*Direction*. Out of the lines below, please list those that hold the string "FVTXS".

*Extracted material*.
· · · · · · ·
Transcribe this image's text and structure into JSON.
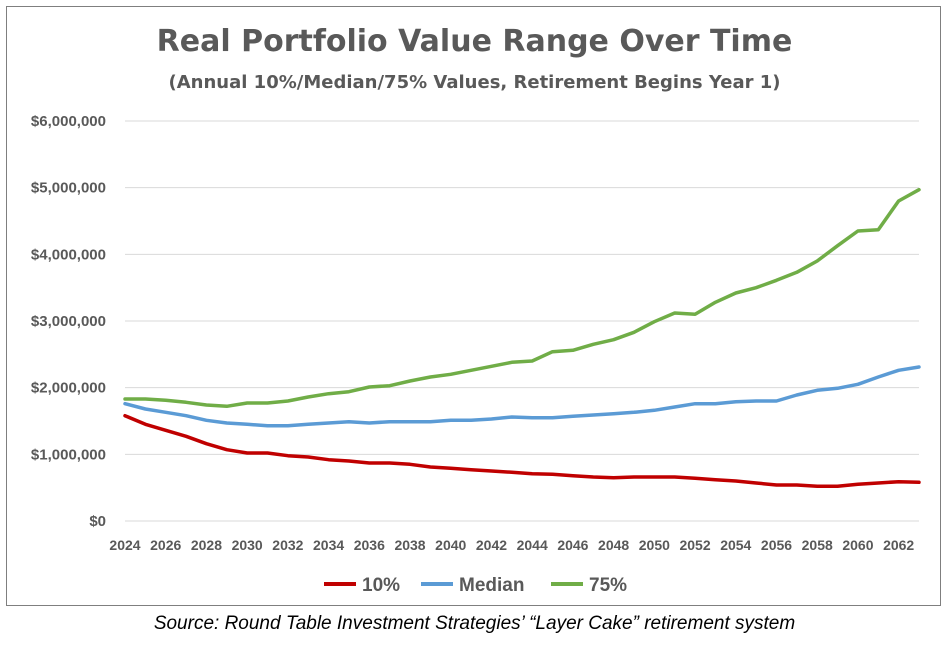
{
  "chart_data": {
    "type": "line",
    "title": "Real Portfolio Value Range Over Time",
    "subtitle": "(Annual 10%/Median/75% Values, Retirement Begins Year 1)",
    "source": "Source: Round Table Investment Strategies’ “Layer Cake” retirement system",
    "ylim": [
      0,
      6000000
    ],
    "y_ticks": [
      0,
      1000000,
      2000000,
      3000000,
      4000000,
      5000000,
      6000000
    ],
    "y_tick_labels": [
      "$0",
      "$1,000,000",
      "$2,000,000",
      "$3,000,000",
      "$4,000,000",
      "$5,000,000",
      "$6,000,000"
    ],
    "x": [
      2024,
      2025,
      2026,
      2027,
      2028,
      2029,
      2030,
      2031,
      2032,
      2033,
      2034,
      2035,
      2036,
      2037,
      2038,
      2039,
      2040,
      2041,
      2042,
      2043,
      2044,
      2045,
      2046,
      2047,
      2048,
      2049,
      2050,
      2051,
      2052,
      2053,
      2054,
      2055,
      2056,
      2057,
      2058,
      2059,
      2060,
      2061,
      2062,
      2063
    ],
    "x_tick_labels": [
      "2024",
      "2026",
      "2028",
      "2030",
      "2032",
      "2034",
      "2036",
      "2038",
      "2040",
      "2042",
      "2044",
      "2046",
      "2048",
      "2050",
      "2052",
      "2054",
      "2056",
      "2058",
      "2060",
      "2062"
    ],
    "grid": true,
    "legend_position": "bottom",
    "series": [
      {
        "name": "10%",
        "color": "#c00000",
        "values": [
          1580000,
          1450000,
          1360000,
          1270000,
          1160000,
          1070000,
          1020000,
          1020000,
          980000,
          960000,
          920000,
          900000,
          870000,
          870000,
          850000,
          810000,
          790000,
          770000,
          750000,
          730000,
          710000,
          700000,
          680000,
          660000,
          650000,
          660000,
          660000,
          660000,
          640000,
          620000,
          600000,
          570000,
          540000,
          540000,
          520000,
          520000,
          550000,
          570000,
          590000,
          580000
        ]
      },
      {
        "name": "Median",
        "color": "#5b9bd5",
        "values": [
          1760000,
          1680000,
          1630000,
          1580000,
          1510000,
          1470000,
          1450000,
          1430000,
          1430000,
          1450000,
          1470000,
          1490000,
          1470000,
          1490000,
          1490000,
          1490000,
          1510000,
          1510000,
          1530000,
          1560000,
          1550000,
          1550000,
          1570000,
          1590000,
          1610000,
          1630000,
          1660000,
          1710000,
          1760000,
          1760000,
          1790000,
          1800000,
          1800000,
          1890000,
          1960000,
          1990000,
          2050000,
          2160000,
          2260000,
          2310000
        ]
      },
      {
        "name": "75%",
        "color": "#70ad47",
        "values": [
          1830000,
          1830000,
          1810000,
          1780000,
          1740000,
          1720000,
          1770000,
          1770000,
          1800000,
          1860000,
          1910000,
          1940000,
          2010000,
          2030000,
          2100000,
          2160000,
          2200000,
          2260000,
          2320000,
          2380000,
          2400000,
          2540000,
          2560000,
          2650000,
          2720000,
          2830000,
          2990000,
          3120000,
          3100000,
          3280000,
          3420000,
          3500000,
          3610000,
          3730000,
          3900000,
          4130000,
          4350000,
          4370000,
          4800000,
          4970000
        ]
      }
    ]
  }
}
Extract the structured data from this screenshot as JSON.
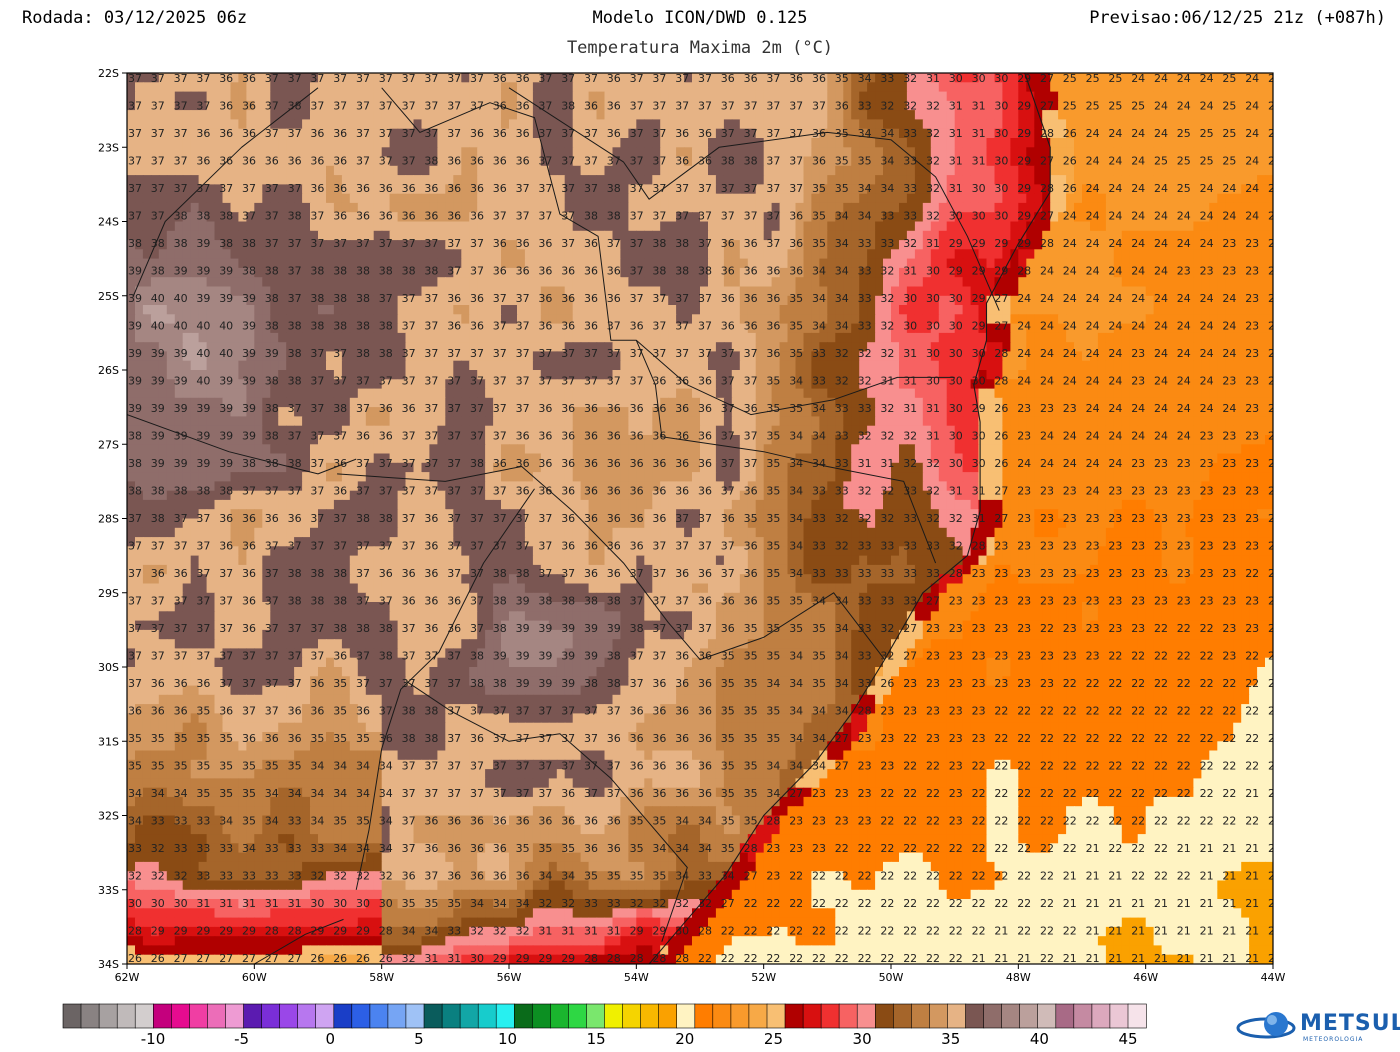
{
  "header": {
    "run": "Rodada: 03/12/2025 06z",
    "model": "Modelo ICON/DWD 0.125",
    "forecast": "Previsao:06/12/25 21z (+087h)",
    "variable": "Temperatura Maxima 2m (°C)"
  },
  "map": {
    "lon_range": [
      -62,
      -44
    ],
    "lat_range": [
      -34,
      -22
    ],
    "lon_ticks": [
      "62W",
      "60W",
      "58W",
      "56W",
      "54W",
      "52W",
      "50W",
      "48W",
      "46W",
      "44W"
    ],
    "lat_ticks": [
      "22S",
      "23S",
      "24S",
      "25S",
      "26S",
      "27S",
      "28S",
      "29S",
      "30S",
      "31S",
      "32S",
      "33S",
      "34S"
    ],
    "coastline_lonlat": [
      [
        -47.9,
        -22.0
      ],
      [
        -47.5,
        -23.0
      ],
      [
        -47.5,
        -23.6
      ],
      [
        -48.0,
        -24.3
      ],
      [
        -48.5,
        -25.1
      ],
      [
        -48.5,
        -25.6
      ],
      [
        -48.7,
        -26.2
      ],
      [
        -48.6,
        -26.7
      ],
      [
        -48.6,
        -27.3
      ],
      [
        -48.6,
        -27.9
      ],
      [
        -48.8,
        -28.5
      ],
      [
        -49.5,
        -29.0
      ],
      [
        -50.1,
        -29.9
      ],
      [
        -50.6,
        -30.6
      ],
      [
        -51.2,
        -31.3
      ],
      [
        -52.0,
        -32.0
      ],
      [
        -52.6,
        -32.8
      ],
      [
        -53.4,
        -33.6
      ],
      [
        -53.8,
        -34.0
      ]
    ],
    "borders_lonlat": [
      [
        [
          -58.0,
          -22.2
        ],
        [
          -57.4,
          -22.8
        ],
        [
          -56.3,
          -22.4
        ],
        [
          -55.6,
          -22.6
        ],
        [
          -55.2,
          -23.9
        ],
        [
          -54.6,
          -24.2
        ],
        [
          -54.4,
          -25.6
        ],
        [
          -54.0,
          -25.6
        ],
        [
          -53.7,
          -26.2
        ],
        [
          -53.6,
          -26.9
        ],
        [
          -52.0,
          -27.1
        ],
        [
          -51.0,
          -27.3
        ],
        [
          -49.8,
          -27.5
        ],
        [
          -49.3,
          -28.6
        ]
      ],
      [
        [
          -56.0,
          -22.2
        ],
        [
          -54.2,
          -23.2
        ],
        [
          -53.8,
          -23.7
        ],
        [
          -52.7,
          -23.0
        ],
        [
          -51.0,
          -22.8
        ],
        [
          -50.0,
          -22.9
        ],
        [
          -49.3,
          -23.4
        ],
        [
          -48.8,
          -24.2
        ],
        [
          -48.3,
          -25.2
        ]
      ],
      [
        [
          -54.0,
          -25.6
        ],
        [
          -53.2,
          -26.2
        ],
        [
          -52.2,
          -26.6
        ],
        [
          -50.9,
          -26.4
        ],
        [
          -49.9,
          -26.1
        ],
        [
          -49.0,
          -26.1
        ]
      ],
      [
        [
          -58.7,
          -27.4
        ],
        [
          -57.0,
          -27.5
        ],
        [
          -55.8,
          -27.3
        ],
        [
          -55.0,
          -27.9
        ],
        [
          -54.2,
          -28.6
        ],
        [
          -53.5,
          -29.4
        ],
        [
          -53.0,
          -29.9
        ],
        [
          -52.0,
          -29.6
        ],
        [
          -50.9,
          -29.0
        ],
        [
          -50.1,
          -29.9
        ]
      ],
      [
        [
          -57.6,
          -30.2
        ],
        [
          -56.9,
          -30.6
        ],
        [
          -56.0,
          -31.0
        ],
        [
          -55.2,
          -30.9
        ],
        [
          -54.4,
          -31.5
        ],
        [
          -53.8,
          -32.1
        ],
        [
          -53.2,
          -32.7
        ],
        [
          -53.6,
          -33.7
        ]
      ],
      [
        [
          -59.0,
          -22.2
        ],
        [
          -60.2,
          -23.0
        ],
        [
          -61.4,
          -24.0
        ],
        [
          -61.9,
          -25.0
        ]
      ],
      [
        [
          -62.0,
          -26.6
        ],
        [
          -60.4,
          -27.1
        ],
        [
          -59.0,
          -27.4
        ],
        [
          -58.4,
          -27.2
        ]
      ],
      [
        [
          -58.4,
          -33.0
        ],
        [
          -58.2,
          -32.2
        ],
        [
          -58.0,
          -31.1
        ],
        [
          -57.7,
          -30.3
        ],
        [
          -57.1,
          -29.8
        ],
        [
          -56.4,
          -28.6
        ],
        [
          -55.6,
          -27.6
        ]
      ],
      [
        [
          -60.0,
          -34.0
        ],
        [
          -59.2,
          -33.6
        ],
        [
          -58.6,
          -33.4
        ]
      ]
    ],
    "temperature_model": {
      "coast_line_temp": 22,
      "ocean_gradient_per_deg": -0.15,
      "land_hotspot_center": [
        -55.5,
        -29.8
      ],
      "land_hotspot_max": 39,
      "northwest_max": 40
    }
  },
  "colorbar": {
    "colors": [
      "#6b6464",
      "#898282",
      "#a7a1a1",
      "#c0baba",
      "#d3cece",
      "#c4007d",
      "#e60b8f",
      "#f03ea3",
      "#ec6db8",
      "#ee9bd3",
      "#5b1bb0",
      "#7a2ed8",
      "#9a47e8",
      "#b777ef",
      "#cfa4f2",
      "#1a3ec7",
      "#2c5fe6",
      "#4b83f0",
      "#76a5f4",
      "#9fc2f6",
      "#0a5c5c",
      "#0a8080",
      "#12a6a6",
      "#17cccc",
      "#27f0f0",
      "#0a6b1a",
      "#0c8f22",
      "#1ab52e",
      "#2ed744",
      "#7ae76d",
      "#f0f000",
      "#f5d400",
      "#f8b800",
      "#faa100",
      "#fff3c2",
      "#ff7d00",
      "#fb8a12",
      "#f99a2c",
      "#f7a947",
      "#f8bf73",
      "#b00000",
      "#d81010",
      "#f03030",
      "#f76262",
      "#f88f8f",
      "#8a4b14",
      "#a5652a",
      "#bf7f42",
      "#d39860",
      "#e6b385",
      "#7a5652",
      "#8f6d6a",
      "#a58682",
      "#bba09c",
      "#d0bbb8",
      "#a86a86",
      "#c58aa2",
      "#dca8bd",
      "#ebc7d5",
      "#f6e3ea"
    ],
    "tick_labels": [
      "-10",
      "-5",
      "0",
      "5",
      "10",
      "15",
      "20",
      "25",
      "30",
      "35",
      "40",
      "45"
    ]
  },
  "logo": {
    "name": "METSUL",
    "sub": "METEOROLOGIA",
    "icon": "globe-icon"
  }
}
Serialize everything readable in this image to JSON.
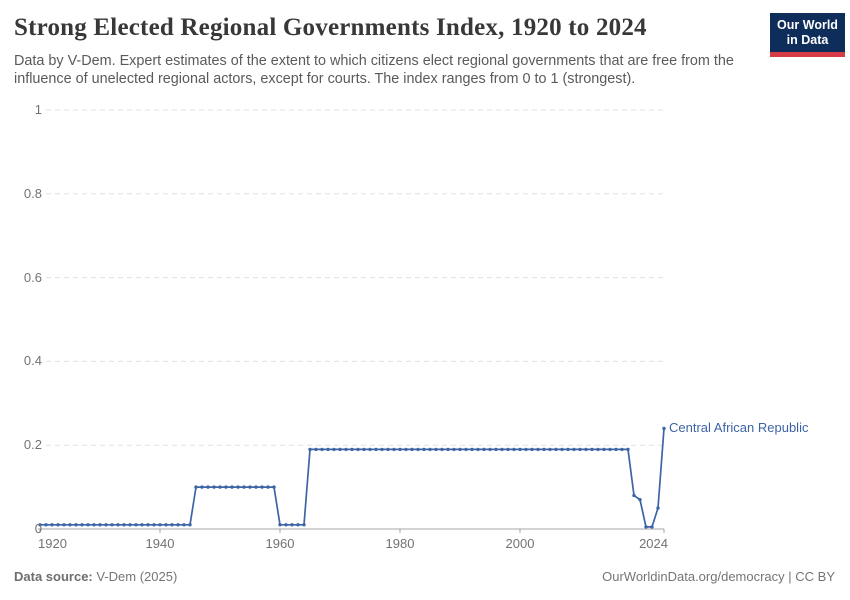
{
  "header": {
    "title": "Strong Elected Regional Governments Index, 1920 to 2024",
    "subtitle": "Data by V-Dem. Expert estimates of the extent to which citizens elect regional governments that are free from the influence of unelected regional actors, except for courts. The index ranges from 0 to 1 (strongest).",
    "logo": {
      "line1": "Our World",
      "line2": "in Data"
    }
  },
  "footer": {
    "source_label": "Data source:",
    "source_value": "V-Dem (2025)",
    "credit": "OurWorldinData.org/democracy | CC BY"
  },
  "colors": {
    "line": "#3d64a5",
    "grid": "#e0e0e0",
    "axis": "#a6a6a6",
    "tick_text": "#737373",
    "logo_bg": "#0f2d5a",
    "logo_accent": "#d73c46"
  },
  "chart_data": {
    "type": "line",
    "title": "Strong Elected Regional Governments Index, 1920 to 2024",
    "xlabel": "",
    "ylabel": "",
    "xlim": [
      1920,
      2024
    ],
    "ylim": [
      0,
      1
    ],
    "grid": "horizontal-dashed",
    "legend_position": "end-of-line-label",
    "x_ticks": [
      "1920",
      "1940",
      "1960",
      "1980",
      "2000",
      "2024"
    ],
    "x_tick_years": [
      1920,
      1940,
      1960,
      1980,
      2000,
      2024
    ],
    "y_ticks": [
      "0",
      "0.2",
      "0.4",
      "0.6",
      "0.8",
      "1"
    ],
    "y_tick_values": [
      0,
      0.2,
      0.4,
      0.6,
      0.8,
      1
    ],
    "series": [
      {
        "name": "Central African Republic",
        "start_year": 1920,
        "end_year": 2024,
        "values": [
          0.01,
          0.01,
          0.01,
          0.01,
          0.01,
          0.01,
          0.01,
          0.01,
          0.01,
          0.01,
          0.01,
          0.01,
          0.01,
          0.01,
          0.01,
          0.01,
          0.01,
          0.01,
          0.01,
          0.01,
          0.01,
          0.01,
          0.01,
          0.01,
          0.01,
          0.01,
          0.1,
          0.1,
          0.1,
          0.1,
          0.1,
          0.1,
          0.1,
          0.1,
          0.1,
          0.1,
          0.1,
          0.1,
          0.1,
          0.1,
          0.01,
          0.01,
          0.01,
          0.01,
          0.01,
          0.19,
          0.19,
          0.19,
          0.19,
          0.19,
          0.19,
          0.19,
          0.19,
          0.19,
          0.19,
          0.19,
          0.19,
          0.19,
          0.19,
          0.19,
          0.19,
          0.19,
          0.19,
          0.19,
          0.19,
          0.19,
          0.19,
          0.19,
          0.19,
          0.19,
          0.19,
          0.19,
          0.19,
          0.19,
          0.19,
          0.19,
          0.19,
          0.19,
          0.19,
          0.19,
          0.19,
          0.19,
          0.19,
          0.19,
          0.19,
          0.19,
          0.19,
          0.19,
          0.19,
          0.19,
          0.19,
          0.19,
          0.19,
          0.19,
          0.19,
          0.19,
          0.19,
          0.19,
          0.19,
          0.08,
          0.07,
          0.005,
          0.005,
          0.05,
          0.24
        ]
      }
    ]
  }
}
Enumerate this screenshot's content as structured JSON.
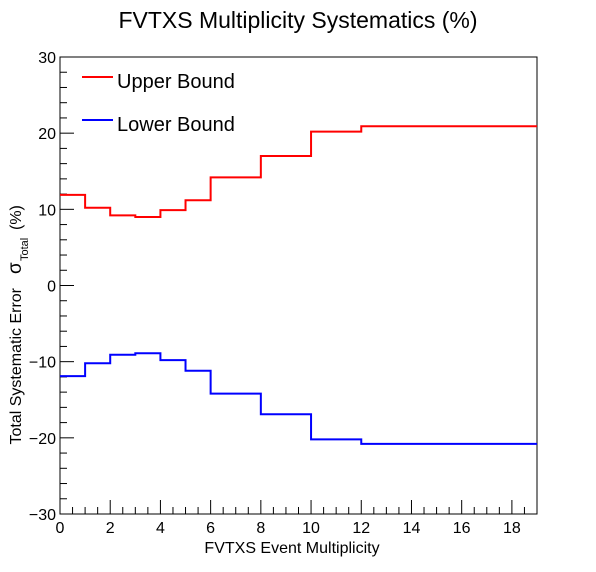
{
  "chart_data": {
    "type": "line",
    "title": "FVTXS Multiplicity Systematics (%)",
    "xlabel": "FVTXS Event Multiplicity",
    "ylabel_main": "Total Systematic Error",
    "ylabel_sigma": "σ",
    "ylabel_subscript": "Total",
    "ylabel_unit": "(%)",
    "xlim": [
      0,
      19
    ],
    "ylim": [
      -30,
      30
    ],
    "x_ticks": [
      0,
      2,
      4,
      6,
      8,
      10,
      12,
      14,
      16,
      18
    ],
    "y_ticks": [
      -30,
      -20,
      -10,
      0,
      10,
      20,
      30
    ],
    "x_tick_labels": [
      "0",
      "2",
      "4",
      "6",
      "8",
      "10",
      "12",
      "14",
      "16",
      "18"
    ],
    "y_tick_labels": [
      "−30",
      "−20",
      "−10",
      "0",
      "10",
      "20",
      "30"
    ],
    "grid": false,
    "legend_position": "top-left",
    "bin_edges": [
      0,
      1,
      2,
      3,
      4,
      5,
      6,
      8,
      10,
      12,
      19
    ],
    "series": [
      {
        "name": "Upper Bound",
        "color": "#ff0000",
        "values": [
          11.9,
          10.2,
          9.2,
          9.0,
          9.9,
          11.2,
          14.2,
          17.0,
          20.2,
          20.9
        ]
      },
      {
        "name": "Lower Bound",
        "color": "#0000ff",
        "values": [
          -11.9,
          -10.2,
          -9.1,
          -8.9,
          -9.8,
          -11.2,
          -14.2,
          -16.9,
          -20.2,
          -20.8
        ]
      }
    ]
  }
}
· · · · · · ·
*Completed exercise*.
    "title": "FVTXS Multiplicity Systematics (%)",
    "xlabel": "FVTXS Event Multiplicity",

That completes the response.